- _The task_: Please find all lines in the data that hold the string "JSON" and copy them.

━━ Records shown ━━

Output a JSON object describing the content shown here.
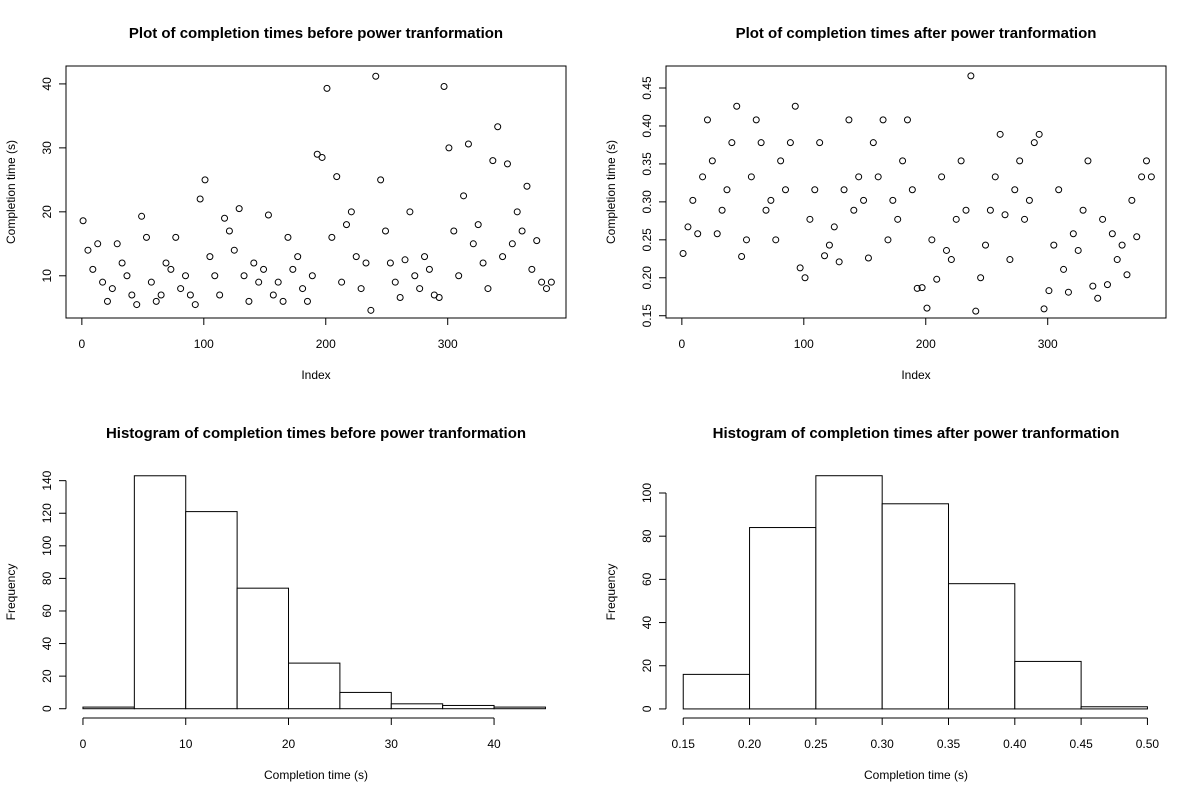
{
  "chart_data": [
    {
      "type": "scatter",
      "title": "Plot of completion times before power tranformation",
      "x_label": "Index",
      "y_label": "Completion time (s)",
      "x": [
        1,
        5,
        9,
        13,
        17,
        21,
        25,
        29,
        33,
        37,
        41,
        45,
        49,
        53,
        57,
        61,
        65,
        69,
        73,
        77,
        81,
        85,
        89,
        93,
        97,
        101,
        105,
        109,
        113,
        117,
        121,
        125,
        129,
        133,
        137,
        141,
        145,
        149,
        153,
        157,
        161,
        165,
        169,
        173,
        177,
        181,
        185,
        189,
        193,
        197,
        201,
        205,
        209,
        213,
        217,
        221,
        225,
        229,
        233,
        237,
        241,
        245,
        249,
        253,
        257,
        261,
        265,
        269,
        273,
        277,
        281,
        285,
        289,
        293,
        297,
        301,
        305,
        309,
        313,
        317,
        321,
        325,
        329,
        333,
        337,
        341,
        345,
        349,
        353,
        357,
        361,
        365,
        369,
        373,
        377,
        381,
        385
      ],
      "values": [
        18.6,
        14,
        11,
        15,
        9,
        6,
        8,
        15,
        12,
        10,
        7,
        5.5,
        19.3,
        16,
        9,
        6,
        7,
        12,
        11,
        16,
        8,
        10,
        7,
        5.5,
        22,
        25,
        13,
        10,
        7,
        19,
        17,
        14,
        20.5,
        10,
        6,
        12,
        9,
        11,
        19.5,
        7,
        9,
        6,
        16,
        11,
        13,
        8,
        6,
        10,
        29,
        28.5,
        39.3,
        16,
        25.5,
        9,
        18,
        20,
        13,
        8,
        12,
        4.6,
        41.2,
        25,
        17,
        12,
        9,
        6.6,
        12.5,
        20,
        10,
        8,
        13,
        11,
        7,
        6.6,
        39.6,
        30,
        17,
        10,
        22.5,
        30.6,
        15,
        18,
        12,
        8,
        28,
        33.3,
        13,
        27.5,
        15,
        20,
        17,
        24,
        11,
        15.5,
        9,
        8,
        9
      ],
      "xlim": [
        -13,
        397
      ],
      "ylim": [
        3.4,
        42.8
      ],
      "xticks": [
        0,
        100,
        200,
        300
      ],
      "yticks": [
        10,
        20,
        30,
        40
      ],
      "color": "#000000"
    },
    {
      "type": "scatter",
      "title": "Plot of completion times after power tranformation",
      "x_label": "Index",
      "y_label": "Completion time (s)",
      "x": [
        1,
        5,
        9,
        13,
        17,
        21,
        25,
        29,
        33,
        37,
        41,
        45,
        49,
        53,
        57,
        61,
        65,
        69,
        73,
        77,
        81,
        85,
        89,
        93,
        97,
        101,
        105,
        109,
        113,
        117,
        121,
        125,
        129,
        133,
        137,
        141,
        145,
        149,
        153,
        157,
        161,
        165,
        169,
        173,
        177,
        181,
        185,
        189,
        193,
        197,
        201,
        205,
        209,
        213,
        217,
        221,
        225,
        229,
        233,
        237,
        241,
        245,
        249,
        253,
        257,
        261,
        265,
        269,
        273,
        277,
        281,
        285,
        289,
        293,
        297,
        301,
        305,
        309,
        313,
        317,
        321,
        325,
        329,
        333,
        337,
        341,
        345,
        349,
        353,
        357,
        361,
        365,
        369,
        373,
        377,
        381,
        385
      ],
      "values": [
        0.232,
        0.267,
        0.302,
        0.258,
        0.333,
        0.408,
        0.354,
        0.258,
        0.289,
        0.316,
        0.378,
        0.426,
        0.228,
        0.25,
        0.333,
        0.408,
        0.378,
        0.289,
        0.302,
        0.25,
        0.354,
        0.316,
        0.378,
        0.426,
        0.213,
        0.2,
        0.277,
        0.316,
        0.378,
        0.229,
        0.243,
        0.267,
        0.221,
        0.316,
        0.408,
        0.289,
        0.333,
        0.302,
        0.226,
        0.378,
        0.333,
        0.408,
        0.25,
        0.302,
        0.277,
        0.354,
        0.408,
        0.316,
        0.186,
        0.187,
        0.16,
        0.25,
        0.198,
        0.333,
        0.236,
        0.224,
        0.277,
        0.354,
        0.289,
        0.466,
        0.156,
        0.2,
        0.243,
        0.289,
        0.333,
        0.389,
        0.283,
        0.224,
        0.316,
        0.354,
        0.277,
        0.302,
        0.378,
        0.389,
        0.159,
        0.183,
        0.243,
        0.316,
        0.211,
        0.181,
        0.258,
        0.236,
        0.289,
        0.354,
        0.189,
        0.173,
        0.277,
        0.191,
        0.258,
        0.224,
        0.243,
        0.204,
        0.302,
        0.254,
        0.333,
        0.354,
        0.333
      ],
      "xlim": [
        -13,
        397
      ],
      "ylim": [
        0.147,
        0.479
      ],
      "xticks": [
        0,
        100,
        200,
        300
      ],
      "yticks": [
        0.15,
        {
          "value": 0.2,
          "label": "0.20"
        },
        0.25,
        {
          "value": 0.3,
          "label": "0.30"
        },
        0.35,
        {
          "value": 0.4,
          "label": "0.40"
        },
        0.45
      ],
      "color": "#000000"
    },
    {
      "type": "histogram",
      "title": "Histogram of completion times before power tranformation",
      "x_label": "Completion time (s)",
      "y_label": "Frequency",
      "bins": [
        0,
        5,
        10,
        15,
        20,
        25,
        30,
        35,
        40,
        45
      ],
      "values": [
        1,
        143,
        121,
        74,
        28,
        10,
        3,
        2,
        1
      ],
      "xlim": [
        -1.65,
        47
      ],
      "ylim": [
        -5.7,
        149
      ],
      "xticks": [
        0,
        10,
        20,
        30,
        40
      ],
      "yticks": [
        0,
        20,
        40,
        60,
        80,
        100,
        120,
        140
      ],
      "color": "#ffffff"
    },
    {
      "type": "histogram",
      "title": "Histogram of completion times after power tranformation",
      "x_label": "Completion time (s)",
      "y_label": "Frequency",
      "bins": [
        0.15,
        0.2,
        0.25,
        0.3,
        0.35,
        0.4,
        0.45,
        0.5
      ],
      "values": [
        16,
        84,
        108,
        95,
        58,
        22,
        1
      ],
      "xlim": [
        0.137,
        0.514
      ],
      "ylim": [
        -4.2,
        112.5
      ],
      "xticks": [
        0.15,
        {
          "value": 0.2,
          "label": "0.20"
        },
        0.25,
        {
          "value": 0.3,
          "label": "0.30"
        },
        0.35,
        {
          "value": 0.4,
          "label": "0.40"
        },
        0.45,
        {
          "value": 0.5,
          "label": "0.50"
        }
      ],
      "yticks": [
        0,
        20,
        40,
        60,
        80,
        100
      ],
      "color": "#ffffff"
    }
  ]
}
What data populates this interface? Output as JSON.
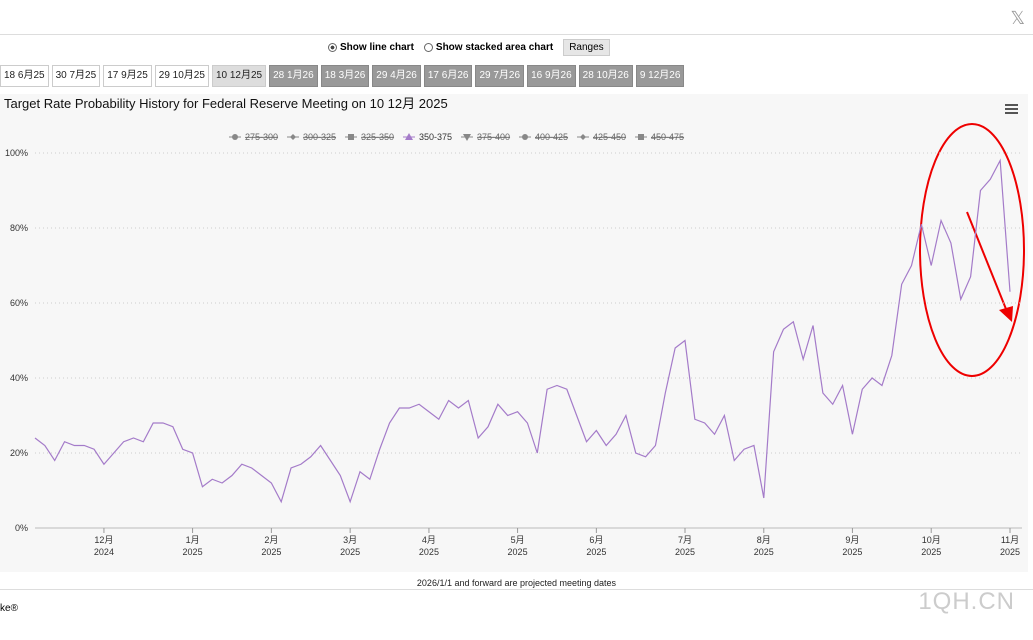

━━━

- _Response for this exercise_:
Output a JSON object describing the content shown here.
What data populates this interface? Output as JSON.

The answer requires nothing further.